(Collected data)
========================================================================

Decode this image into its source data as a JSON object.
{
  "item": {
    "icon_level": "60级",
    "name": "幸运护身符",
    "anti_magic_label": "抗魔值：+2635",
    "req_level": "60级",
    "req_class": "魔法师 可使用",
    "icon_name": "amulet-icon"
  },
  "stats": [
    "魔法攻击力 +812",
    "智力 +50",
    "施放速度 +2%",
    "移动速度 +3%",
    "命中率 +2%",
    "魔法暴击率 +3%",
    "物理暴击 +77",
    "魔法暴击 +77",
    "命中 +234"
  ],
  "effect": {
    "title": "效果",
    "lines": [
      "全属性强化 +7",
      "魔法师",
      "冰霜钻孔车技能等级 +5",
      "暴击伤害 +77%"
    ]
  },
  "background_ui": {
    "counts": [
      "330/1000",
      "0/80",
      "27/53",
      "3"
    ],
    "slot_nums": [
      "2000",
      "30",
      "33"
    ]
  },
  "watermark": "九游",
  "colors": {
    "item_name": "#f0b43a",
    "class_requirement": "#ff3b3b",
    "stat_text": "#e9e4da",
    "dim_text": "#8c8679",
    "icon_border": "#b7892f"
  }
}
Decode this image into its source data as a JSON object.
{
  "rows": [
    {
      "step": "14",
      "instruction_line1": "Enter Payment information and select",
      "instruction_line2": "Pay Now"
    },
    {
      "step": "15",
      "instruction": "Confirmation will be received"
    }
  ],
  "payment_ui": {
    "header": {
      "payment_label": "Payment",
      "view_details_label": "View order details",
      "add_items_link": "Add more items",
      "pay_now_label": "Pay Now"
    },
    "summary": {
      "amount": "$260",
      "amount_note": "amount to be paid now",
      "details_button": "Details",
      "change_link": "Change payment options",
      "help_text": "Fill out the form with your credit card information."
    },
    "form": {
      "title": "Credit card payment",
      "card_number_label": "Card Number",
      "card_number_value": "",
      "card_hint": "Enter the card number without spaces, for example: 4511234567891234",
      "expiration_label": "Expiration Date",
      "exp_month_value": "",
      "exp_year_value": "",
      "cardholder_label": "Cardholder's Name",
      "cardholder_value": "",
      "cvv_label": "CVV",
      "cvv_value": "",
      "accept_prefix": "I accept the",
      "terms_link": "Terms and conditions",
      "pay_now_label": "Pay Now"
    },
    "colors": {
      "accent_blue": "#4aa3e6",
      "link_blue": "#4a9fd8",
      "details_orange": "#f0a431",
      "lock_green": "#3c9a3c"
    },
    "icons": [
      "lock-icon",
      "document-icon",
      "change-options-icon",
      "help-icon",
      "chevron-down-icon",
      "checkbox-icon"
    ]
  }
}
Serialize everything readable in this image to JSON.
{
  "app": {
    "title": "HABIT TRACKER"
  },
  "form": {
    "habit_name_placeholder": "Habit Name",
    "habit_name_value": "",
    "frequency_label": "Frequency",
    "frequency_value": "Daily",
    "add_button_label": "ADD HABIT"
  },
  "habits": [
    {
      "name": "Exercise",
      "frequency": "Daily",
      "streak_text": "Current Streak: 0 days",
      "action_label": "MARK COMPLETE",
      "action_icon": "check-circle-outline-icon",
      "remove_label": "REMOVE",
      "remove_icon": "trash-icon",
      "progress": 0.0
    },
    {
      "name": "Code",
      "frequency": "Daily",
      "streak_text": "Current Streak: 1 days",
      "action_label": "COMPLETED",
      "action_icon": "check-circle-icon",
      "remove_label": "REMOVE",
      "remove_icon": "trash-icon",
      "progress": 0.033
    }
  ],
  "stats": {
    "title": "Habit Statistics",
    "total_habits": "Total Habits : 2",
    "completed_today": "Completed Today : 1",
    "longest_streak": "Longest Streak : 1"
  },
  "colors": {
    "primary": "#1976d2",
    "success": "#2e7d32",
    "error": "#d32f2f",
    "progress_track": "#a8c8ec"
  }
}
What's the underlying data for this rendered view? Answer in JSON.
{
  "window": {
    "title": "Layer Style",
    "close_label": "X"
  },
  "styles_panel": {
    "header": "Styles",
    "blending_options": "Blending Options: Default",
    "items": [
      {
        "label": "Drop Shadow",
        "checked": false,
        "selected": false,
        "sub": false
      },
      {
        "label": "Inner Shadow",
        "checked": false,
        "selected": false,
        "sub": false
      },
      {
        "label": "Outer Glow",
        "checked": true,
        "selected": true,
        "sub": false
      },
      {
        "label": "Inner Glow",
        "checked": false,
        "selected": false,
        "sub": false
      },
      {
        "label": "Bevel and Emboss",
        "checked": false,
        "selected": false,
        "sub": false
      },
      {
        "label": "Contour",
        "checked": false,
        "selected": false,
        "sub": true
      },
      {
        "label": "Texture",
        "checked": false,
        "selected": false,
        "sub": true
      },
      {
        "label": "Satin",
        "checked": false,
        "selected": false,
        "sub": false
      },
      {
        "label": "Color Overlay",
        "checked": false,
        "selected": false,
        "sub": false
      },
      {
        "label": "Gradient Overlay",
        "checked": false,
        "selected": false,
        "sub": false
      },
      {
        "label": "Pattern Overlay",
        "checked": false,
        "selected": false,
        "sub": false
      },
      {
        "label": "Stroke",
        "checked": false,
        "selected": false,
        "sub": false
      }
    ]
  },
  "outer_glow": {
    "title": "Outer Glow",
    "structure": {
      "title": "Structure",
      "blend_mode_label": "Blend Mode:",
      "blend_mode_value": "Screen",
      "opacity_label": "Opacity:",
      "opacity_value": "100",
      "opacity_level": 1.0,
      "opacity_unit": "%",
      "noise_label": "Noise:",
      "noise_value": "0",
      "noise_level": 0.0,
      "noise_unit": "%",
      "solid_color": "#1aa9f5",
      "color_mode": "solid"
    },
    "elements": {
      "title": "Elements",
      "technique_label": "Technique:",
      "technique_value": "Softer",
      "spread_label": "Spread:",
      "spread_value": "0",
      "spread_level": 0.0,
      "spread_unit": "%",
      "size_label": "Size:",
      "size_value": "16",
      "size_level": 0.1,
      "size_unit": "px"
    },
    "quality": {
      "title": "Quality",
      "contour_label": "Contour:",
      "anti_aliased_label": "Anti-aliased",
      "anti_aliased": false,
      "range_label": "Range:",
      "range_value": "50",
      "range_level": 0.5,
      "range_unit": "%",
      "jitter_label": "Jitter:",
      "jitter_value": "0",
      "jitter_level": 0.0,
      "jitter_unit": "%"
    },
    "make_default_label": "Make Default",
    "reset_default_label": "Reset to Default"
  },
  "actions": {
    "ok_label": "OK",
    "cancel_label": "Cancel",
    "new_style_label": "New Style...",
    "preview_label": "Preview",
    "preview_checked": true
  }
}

========================================================================

Reproduce each line verbatim.

Response to the exercise —
Decode this image into its source data as a JSON object.
{
  "item": {
    "icon_level": "60级",
    "name": "幸运护身符",
    "anti_magic_label": "抗魔值：+2635",
    "req_level": "60级",
    "req_class": "魔法师 可使用",
    "icon_name": "amulet-icon"
  },
  "stats": [
    "魔法攻击力 +812",
    "智力 +50",
    "施放速度 +2%",
    "移动速度 +3%",
    "命中率 +2%",
    "魔法暴击率 +3%",
    "物理暴击 +77",
    "魔法暴击 +77",
    "命中 +234"
  ],
  "effect": {
    "title": "效果",
    "lines": [
      "全属性强化 +7",
      "魔法师",
      "冰霜钻孔车技能等级 +5",
      "暴击伤害 +77%"
    ]
  },
  "background_ui": {
    "counts": [
      "330/1000",
      "0/80",
      "27/53",
      "3"
    ],
    "slot_nums": [
      "2000",
      "30",
      "33"
    ]
  },
  "watermark": "九游",
  "colors": {
    "item_name": "#f0b43a",
    "class_requirement": "#ff3b3b",
    "stat_text": "#e9e4da",
    "dim_text": "#8c8679",
    "icon_border": "#b7892f"
  }
}
Decode this image into its source data as a JSON object.
{
  "rows": [
    {
      "step": "14",
      "instruction_line1": "Enter Payment information and select",
      "instruction_line2": "Pay Now"
    },
    {
      "step": "15",
      "instruction": "Confirmation will be received"
    }
  ],
  "payment_ui": {
    "header": {
      "payment_label": "Payment",
      "view_details_label": "View order details",
      "add_items_link": "Add more items",
      "pay_now_label": "Pay Now"
    },
    "summary": {
      "amount": "$260",
      "amount_note": "amount to be paid now",
      "details_button": "Details",
      "change_link": "Change payment options",
      "help_text": "Fill out the form with your credit card information."
    },
    "form": {
      "title": "Credit card payment",
      "card_number_label": "Card Number",
      "card_number_value": "",
      "card_hint": "Enter the card number without spaces, for example: 4511234567891234",
      "expiration_label": "Expiration Date",
      "exp_month_value": "",
      "exp_year_value": "",
      "cardholder_label": "Cardholder's Name",
      "cardholder_value": "",
      "cvv_label": "CVV",
      "cvv_value": "",
      "accept_prefix": "I accept the",
      "terms_link": "Terms and conditions",
      "pay_now_label": "Pay Now"
    },
    "colors": {
      "accent_blue": "#4aa3e6",
      "link_blue": "#4a9fd8",
      "details_orange": "#f0a431",
      "lock_green": "#3c9a3c"
    },
    "icons": [
      "lock-icon",
      "document-icon",
      "change-options-icon",
      "help-icon",
      "chevron-down-icon",
      "checkbox-icon"
    ]
  }
}
Serialize everything readable in this image to JSON.
{
  "app": {
    "title": "HABIT TRACKER"
  },
  "form": {
    "habit_name_placeholder": "Habit Name",
    "habit_name_value": "",
    "frequency_label": "Frequency",
    "frequency_value": "Daily",
    "add_button_label": "ADD HABIT"
  },
  "habits": [
    {
      "name": "Exercise",
      "frequency": "Daily",
      "streak_text": "Current Streak: 0 days",
      "action_label": "MARK COMPLETE",
      "action_icon": "check-circle-outline-icon",
      "remove_label": "REMOVE",
      "remove_icon": "trash-icon",
      "progress": 0.0
    },
    {
      "name": "Code",
      "frequency": "Daily",
      "streak_text": "Current Streak: 1 days",
      "action_label": "COMPLETED",
      "action_icon": "check-circle-icon",
      "remove_label": "REMOVE",
      "remove_icon": "trash-icon",
      "progress": 0.033
    }
  ],
  "stats": {
    "title": "Habit Statistics",
    "total_habits": "Total Habits : 2",
    "completed_today": "Completed Today : 1",
    "longest_streak": "Longest Streak : 1"
  },
  "colors": {
    "primary": "#1976d2",
    "success": "#2e7d32",
    "error": "#d32f2f",
    "progress_track": "#a8c8ec"
  }
}
What's the underlying data for this rendered view? Answer in JSON.
{
  "window": {
    "title": "Layer Style",
    "close_label": "X"
  },
  "styles_panel": {
    "header": "Styles",
    "blending_options": "Blending Options: Default",
    "items": [
      {
        "label": "Drop Shadow",
        "checked": false,
        "selected": false,
        "sub": false
      },
      {
        "label": "Inner Shadow",
        "checked": false,
        "selected": false,
        "sub": false
      },
      {
        "label": "Outer Glow",
        "checked": true,
        "selected": true,
        "sub": false
      },
      {
        "label": "Inner Glow",
        "checked": false,
        "selected": false,
        "sub": false
      },
      {
        "label": "Bevel and Emboss",
        "checked": false,
        "selected": false,
        "sub": false
      },
      {
        "label": "Contour",
        "checked": false,
        "selected": false,
        "sub": true
      },
      {
        "label": "Texture",
        "checked": false,
        "selected": false,
        "sub": true
      },
      {
        "label": "Satin",
        "checked": false,
        "selected": false,
        "sub": false
      },
      {
        "label": "Color Overlay",
        "checked": false,
        "selected": false,
        "sub": false
      },
      {
        "label": "Gradient Overlay",
        "checked": false,
        "selected": false,
        "sub": false
      },
      {
        "label": "Pattern Overlay",
        "checked": false,
        "selected": false,
        "sub": false
      },
      {
        "label": "Stroke",
        "checked": false,
        "selected": false,
        "sub": false
      }
    ]
  },
  "outer_glow": {
    "title": "Outer Glow",
    "structure": {
      "title": "Structure",
      "blend_mode_label": "Blend Mode:",
      "blend_mode_value": "Screen",
      "opacity_label": "Opacity:",
      "opacity_value": "100",
      "opacity_level": 1.0,
      "opacity_unit": "%",
      "noise_label": "Noise:",
      "noise_value": "0",
      "noise_level": 0.0,
      "noise_unit": "%",
      "solid_color": "#1aa9f5",
      "color_mode": "solid"
    },
    "elements": {
      "title": "Elements",
      "technique_label": "Technique:",
      "technique_value": "Softer",
      "spread_label": "Spread:",
      "spread_value": "0",
      "spread_level": 0.0,
      "spread_unit": "%",
      "size_label": "Size:",
      "size_value": "16",
      "size_level": 0.1,
      "size_unit": "px"
    },
    "quality": {
      "title": "Quality",
      "contour_label": "Contour:",
      "anti_aliased_label": "Anti-aliased",
      "anti_aliased": false,
      "range_label": "Range:",
      "range_value": "50",
      "range_level": 0.5,
      "range_unit": "%",
      "jitter_label": "Jitter:",
      "jitter_value": "0",
      "jitter_level": 0.0,
      "jitter_unit": "%"
    },
    "make_default_label": "Make Default",
    "reset_default_label": "Reset to Default"
  },
  "actions": {
    "ok_label": "OK",
    "cancel_label": "Cancel",
    "new_style_label": "New Style...",
    "preview_label": "Preview",
    "preview_checked": true
  }
}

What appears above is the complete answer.